(Figure data in JSON)
## start
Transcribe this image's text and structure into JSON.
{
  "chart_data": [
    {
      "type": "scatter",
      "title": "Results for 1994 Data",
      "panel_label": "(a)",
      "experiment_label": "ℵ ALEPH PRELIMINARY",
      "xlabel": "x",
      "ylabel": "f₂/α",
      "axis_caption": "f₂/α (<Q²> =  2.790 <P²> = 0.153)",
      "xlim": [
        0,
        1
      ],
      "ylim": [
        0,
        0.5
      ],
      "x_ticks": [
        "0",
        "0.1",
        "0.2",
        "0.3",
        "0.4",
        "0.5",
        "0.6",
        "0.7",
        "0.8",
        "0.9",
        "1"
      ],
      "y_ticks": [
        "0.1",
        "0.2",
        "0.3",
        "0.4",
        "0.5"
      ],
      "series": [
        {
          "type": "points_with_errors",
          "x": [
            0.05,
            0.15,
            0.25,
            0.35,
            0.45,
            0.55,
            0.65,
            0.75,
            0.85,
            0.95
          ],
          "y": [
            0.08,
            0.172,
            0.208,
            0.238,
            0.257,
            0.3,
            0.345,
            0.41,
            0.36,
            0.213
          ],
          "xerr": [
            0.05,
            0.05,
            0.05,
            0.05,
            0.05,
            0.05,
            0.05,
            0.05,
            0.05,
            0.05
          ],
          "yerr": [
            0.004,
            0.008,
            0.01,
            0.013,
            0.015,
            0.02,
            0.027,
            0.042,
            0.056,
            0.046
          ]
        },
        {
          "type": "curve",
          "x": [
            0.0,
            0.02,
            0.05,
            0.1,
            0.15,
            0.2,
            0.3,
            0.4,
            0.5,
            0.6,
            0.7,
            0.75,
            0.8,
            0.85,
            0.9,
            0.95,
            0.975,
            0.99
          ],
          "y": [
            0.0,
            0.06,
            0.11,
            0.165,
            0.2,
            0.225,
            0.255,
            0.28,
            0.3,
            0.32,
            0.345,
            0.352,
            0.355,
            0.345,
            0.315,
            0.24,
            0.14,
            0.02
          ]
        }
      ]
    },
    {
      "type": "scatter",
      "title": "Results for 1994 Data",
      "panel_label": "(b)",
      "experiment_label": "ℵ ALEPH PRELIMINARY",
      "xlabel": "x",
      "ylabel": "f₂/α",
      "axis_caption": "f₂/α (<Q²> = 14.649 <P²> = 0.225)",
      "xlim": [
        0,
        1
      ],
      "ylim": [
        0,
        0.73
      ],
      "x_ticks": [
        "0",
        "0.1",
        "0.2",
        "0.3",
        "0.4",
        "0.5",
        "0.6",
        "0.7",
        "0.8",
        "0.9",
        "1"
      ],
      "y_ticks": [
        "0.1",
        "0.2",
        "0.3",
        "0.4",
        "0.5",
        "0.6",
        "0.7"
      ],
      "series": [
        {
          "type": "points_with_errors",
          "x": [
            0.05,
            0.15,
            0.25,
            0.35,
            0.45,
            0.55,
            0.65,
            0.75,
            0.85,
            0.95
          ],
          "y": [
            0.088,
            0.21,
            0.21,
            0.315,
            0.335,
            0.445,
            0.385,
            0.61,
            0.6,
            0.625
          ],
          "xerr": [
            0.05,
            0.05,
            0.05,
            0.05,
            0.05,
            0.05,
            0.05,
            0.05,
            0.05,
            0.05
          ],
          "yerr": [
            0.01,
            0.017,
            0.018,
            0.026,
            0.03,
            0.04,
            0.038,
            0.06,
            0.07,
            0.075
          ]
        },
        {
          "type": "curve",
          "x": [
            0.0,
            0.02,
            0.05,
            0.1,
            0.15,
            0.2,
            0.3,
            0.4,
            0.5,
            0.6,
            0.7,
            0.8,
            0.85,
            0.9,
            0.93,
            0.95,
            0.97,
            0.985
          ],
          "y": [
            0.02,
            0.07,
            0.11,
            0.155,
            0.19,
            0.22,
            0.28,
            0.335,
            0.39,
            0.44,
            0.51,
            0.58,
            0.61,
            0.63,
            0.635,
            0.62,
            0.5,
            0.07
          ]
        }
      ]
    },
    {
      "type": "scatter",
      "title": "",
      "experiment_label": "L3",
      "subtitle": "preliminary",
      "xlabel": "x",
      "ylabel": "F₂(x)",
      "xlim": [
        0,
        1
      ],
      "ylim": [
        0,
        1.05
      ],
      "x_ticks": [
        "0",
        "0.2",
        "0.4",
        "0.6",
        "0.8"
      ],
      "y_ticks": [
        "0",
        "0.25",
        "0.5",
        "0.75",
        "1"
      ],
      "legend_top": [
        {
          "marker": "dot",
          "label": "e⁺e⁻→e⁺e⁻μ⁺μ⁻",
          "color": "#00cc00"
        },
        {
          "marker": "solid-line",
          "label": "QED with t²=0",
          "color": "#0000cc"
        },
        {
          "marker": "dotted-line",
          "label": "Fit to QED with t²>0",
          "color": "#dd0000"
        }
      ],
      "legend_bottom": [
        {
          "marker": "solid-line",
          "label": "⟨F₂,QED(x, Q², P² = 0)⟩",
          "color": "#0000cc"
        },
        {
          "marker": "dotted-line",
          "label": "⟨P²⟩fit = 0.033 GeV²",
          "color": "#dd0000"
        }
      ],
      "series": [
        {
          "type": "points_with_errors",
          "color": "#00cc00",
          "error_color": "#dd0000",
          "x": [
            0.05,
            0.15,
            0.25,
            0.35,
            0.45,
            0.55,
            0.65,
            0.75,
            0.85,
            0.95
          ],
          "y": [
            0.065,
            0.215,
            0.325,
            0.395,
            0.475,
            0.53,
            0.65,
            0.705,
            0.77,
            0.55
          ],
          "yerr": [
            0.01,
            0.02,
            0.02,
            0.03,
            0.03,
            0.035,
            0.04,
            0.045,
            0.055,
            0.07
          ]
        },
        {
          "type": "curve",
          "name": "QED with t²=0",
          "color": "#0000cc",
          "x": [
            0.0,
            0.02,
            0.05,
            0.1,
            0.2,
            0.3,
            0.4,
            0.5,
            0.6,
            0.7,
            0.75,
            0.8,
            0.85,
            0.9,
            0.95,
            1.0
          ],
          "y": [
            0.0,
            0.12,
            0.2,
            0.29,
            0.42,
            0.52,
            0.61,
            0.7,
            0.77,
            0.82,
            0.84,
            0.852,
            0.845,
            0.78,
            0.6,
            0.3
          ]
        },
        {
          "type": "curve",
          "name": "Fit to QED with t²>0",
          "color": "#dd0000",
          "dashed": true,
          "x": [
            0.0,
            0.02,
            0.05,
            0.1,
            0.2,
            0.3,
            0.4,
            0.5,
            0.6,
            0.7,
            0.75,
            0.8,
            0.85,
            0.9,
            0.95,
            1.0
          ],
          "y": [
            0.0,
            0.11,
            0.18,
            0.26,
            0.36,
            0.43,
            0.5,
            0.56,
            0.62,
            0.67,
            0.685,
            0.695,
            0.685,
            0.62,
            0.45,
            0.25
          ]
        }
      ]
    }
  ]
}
## end
## start
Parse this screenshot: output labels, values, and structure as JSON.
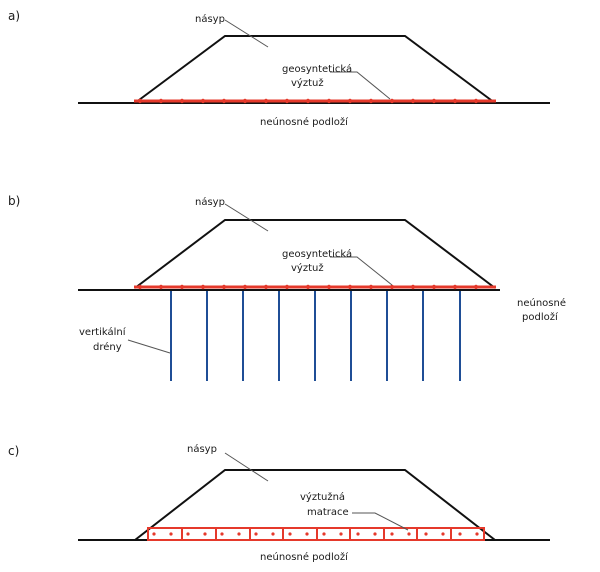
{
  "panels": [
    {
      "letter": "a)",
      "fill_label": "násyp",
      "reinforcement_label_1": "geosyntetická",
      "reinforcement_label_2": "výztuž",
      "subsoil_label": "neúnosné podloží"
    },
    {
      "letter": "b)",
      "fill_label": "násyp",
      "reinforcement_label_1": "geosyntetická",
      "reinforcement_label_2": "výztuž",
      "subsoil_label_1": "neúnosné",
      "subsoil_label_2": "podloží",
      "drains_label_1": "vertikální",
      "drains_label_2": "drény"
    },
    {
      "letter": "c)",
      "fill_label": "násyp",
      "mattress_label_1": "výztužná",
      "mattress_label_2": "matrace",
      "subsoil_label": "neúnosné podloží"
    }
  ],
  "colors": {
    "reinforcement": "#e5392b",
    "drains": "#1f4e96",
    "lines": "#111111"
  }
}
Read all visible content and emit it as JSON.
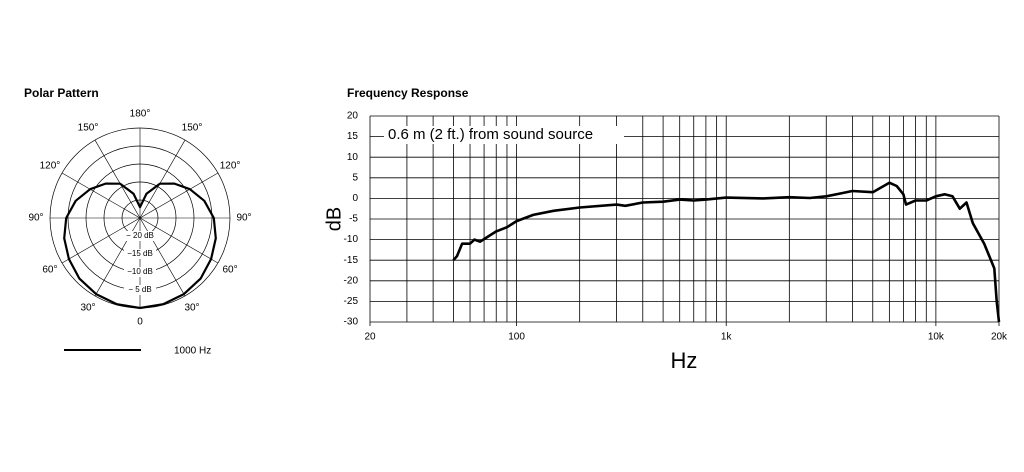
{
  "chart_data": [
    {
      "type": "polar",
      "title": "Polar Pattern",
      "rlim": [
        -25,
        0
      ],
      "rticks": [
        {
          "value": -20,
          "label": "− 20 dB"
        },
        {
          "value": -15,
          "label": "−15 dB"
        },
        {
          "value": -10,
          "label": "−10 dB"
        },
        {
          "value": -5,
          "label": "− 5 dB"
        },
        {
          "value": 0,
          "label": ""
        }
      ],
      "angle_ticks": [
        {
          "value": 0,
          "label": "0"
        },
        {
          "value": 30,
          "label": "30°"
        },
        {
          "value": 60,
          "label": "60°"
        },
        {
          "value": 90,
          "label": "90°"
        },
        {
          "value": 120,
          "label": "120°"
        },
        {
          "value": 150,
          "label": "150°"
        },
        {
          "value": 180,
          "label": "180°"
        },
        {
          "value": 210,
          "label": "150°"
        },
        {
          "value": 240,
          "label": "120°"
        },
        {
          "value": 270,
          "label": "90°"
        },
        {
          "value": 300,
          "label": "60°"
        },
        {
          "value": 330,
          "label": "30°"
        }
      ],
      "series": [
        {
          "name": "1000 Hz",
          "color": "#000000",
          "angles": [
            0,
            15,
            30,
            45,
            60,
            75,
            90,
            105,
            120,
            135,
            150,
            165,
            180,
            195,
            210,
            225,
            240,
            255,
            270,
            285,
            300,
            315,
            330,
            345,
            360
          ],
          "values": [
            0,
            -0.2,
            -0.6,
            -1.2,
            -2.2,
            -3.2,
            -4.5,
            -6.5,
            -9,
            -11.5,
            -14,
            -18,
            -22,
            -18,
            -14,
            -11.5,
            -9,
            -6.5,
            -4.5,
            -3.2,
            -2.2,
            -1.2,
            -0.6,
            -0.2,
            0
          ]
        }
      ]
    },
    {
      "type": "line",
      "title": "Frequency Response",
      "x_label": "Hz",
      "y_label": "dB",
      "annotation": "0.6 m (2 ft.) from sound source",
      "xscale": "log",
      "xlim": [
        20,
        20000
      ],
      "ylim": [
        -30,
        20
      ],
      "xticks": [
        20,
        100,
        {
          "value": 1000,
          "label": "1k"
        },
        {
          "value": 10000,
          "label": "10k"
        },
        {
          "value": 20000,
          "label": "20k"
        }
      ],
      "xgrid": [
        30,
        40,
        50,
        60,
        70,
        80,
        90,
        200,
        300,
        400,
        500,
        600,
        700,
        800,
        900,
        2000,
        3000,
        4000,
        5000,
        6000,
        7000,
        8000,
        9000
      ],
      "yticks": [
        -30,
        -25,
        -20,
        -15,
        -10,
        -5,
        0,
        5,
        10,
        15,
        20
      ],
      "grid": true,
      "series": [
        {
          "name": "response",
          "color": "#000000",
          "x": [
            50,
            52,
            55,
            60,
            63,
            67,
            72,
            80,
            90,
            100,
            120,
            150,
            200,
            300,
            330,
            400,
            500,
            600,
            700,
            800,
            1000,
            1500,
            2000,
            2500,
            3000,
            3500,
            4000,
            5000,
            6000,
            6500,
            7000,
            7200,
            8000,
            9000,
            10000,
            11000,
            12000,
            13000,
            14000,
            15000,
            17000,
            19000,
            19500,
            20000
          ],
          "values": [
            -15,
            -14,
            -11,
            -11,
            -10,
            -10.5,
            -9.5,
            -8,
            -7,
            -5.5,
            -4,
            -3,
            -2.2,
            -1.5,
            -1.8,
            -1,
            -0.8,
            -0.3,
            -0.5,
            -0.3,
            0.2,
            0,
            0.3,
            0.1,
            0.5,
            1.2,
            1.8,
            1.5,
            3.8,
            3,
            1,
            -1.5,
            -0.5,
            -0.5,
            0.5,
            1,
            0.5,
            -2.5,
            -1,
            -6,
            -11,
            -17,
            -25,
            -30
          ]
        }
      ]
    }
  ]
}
## end
→ EXERCISE:
Only lines with "this" are wanted here; list each of them.

→ FINISHED ANSWER:
Transcribe this image's text and structure into JSON.
Parse this screenshot: output labels, values, and structure as JSON.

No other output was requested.